■ TRECHO SELECIONADO
Chamamos os lojistas para que se comprometam a selecionar somente as oficinas que estão em situação regular, que tenham um ambiente digno e que mantenham empregados registrados. Mesmo aqui, não há como calcular o número de trabalhadores envolvidos, porque são muitos.
Adital - A partir de quando começaram a chegar as denúncias em relação aos bolivianos?
Daniel Augusto - Eu prefiro colocar os "sul-americanos", porque já constatamos, embora em número bem menor, os paraguaios no setor de confecções de roupas. As denúncias começaram a chegar aqui no final da década de 90. Então a partir dessa época, tivemos uma fase em que diminuíram um pouco as denúncias, mas elas aumentaram consideravelmente nos últimos três meses.
Adital - Uma questão crônica no Brasil é a pouca infraestrutura que às vezes se dispõe para executar uma determinada ação. Seu trabalho dispõe de quais meios, pessoas e instrumentos para executar suas ações? Ou as denúncias são tantas que não conseguem ir atrás de tantas denúncias?
Daniel Augusto - O Ministério Público do Trabalho não atua só com base nas denúncias recebidas. Às vezes, criamos programas e vamos atrás das empresas, quando constatamos a recorrência de um problema. A nossa estrutura não é a ideal, mas, conseguimos bons resultados. Um dos caminhos que seguimos foi atuar em conjunto com o Ministério do Trabalho, a Prefeitura de São Paulo, as comunidades envolvidas, a Associação Brasileira dos Coreanos, a Câmara do Comércio Brasil-Coréia, a Associação dos Bolivianos, a Associação dos Paraguaios, o CAMI (Centro de Apoio ao Migrante) e a Centro Pastoral dos Migrantes para tentar resolver essa questão. Um dos resultados da atuação conjunta foi a celebração de um Pacto Social com vistas a regularizar as condições do trabalho dos trabalhadores no setor de confecção. Primeiro vamos orientar, pois, esse pacto está dizendo o que cada um tem que fazer, quais as obrigações dos lojistas e das oficinas de costura. É um trabalho que não sabemos ainda o tamanho que vai adquirir no futuro, quando nós partirmos para a fiscalização. Isso é uma forma que encontramos para contar com a própria participação dos envolvidos, para regularizarem a situação voluntariamente. Depois, em uma segunda fase, vamos verificar se eles cumpriram aquilo a que se comprometeram.

■ DADOS FORNECIDOS
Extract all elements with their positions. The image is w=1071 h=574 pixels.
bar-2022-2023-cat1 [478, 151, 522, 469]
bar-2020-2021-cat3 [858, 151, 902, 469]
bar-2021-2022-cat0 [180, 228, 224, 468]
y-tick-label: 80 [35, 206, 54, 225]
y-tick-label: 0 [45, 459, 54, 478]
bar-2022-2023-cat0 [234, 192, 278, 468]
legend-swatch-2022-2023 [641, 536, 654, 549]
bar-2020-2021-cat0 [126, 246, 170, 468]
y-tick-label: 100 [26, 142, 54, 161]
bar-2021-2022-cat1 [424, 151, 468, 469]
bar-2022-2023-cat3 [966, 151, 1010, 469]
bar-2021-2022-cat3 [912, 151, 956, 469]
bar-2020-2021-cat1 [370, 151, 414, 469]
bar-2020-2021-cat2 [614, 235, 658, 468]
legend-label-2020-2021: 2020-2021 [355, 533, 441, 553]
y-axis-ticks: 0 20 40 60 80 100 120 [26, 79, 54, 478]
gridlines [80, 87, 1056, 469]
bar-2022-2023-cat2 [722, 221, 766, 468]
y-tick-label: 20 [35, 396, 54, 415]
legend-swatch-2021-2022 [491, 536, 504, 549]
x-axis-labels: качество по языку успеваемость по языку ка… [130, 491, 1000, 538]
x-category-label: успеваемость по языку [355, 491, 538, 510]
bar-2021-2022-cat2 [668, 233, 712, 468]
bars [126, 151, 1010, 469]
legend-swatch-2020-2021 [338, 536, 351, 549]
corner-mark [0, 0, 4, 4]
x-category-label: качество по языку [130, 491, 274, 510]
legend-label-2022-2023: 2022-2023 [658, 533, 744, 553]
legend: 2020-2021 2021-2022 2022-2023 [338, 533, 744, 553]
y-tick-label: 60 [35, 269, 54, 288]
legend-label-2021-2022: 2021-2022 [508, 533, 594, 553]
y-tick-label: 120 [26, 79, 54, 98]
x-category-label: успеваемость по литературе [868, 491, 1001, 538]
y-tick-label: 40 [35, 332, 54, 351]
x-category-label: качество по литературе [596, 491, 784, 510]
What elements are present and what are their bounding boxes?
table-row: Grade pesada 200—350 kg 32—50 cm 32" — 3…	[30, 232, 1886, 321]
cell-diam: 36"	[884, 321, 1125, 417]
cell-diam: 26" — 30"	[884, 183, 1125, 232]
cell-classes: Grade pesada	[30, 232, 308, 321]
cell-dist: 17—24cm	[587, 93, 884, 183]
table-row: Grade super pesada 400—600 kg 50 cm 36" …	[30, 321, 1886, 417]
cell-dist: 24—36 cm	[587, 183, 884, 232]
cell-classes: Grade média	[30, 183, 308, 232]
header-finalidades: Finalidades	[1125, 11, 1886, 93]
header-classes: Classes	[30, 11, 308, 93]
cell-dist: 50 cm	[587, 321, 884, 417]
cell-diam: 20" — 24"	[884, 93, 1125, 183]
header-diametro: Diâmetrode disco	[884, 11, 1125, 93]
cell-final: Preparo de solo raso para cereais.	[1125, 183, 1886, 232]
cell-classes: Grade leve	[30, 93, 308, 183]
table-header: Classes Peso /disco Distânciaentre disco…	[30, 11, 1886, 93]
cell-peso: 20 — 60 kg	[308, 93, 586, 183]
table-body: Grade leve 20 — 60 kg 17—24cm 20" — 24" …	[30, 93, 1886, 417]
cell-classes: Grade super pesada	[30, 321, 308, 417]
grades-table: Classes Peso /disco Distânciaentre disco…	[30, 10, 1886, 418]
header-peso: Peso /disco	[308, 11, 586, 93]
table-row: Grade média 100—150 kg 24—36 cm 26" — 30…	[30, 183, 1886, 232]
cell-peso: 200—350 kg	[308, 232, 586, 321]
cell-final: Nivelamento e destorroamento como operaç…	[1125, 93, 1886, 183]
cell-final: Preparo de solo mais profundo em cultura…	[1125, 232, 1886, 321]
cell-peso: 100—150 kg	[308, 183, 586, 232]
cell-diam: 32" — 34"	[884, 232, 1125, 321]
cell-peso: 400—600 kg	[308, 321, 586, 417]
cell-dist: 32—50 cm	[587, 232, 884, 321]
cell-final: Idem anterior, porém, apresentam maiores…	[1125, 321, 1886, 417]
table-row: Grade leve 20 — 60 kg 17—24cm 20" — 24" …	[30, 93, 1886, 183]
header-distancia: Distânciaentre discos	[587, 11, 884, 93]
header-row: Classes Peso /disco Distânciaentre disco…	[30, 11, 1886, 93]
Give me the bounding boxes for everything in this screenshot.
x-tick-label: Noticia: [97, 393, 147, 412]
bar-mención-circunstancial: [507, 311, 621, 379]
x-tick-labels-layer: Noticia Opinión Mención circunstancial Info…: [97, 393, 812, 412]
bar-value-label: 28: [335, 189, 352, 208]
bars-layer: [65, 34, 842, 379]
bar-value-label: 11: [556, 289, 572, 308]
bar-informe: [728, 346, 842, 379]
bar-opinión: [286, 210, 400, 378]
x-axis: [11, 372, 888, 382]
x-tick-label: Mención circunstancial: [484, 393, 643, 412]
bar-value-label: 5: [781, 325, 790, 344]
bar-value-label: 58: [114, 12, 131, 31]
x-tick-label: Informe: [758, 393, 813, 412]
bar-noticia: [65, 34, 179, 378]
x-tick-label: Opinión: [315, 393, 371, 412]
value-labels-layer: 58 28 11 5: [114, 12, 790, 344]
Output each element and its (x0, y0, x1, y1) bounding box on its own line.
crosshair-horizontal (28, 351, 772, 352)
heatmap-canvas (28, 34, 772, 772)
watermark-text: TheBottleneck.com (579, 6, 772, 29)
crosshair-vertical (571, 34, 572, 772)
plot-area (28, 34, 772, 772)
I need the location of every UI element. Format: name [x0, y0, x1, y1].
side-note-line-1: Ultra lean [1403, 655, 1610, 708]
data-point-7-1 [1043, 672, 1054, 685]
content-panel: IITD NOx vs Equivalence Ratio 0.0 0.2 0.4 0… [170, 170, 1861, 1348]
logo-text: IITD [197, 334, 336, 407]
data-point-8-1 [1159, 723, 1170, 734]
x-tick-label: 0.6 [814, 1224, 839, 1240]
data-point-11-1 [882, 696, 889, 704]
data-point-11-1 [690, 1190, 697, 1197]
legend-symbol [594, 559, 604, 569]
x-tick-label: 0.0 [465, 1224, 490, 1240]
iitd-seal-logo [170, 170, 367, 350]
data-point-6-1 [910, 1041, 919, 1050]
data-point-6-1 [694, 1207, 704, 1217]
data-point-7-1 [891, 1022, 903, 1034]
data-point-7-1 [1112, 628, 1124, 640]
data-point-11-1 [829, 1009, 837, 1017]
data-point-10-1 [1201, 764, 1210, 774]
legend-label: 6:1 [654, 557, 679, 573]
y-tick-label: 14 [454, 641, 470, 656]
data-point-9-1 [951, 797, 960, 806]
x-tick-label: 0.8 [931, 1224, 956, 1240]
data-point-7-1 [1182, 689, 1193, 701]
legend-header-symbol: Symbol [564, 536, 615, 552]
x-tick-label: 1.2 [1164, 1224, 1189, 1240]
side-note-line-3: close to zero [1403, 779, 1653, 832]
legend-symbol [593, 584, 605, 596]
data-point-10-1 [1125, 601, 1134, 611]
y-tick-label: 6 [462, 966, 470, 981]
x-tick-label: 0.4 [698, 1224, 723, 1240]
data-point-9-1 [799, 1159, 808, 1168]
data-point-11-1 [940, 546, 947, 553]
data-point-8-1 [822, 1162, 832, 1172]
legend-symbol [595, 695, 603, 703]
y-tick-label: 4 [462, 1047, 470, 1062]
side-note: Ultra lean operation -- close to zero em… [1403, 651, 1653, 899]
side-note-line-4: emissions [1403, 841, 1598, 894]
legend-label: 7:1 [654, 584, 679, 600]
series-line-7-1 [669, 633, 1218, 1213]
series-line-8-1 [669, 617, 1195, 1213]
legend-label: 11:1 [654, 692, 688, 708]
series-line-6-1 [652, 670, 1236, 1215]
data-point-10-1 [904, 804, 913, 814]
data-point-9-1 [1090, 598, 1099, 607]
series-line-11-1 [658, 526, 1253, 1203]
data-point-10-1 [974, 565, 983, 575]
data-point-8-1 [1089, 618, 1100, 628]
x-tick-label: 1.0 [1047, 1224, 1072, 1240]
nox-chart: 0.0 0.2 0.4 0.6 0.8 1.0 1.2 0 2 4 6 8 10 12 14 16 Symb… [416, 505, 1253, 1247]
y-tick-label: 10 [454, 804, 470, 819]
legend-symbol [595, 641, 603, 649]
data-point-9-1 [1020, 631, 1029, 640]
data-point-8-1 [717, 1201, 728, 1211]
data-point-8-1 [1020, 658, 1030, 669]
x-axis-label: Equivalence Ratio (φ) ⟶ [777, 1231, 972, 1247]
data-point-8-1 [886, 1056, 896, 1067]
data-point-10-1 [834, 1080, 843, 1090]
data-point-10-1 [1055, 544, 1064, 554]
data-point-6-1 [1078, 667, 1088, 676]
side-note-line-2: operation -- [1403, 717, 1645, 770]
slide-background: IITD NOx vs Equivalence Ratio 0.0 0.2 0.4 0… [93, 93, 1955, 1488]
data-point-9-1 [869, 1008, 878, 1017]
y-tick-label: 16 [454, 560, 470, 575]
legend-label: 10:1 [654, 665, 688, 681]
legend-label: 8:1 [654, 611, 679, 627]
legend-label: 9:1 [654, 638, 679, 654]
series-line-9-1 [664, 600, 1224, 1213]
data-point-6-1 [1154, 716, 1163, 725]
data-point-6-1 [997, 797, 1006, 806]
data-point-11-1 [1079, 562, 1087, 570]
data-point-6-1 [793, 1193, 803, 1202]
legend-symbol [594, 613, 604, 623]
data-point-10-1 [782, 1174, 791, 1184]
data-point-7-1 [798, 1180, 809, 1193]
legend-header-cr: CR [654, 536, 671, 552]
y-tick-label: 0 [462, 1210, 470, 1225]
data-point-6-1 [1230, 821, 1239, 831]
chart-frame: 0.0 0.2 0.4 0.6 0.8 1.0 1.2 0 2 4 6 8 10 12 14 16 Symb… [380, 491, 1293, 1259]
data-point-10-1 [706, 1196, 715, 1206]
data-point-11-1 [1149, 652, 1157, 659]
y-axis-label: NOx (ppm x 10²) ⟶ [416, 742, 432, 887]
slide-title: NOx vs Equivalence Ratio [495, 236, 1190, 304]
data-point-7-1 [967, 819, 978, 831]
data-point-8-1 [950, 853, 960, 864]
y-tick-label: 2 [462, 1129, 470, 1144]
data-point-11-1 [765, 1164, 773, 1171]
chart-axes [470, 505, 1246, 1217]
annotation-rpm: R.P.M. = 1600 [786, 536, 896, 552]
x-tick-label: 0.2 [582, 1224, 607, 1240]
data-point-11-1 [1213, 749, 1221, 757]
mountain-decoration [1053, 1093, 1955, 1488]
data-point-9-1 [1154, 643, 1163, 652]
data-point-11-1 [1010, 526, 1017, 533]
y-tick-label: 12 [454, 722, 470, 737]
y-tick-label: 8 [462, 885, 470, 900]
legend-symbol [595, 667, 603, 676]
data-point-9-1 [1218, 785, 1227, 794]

■ CONJUNTO DE TAREFAS
1) Como você resumiria o trecho selecionado em duas frases?
2) De acordo com o trecho selecionado, em que época as denúncias começaram a chegar?
Os itens vêm de outra fonte.

■ RESULTADOS DO EXERCÍCIO
1) Segundo Daniel Augusto, as denúncias envolvendo trabalhadores sul-americanos no setor de confecções de roupas começaram a chegar no final da década de 90 e aumentaram consideravelmente nos últimos três meses. O Ministério Público do Trabalho, atuando em conjunto com órgãos públicos, comunidades e associações, celebrou um Pacto Social para regularizar as condições de trabalho no setor, primeiro orientando os envolvidos e depois verificando se cumpriram o que se comprometeram.

2) No final da década de 90.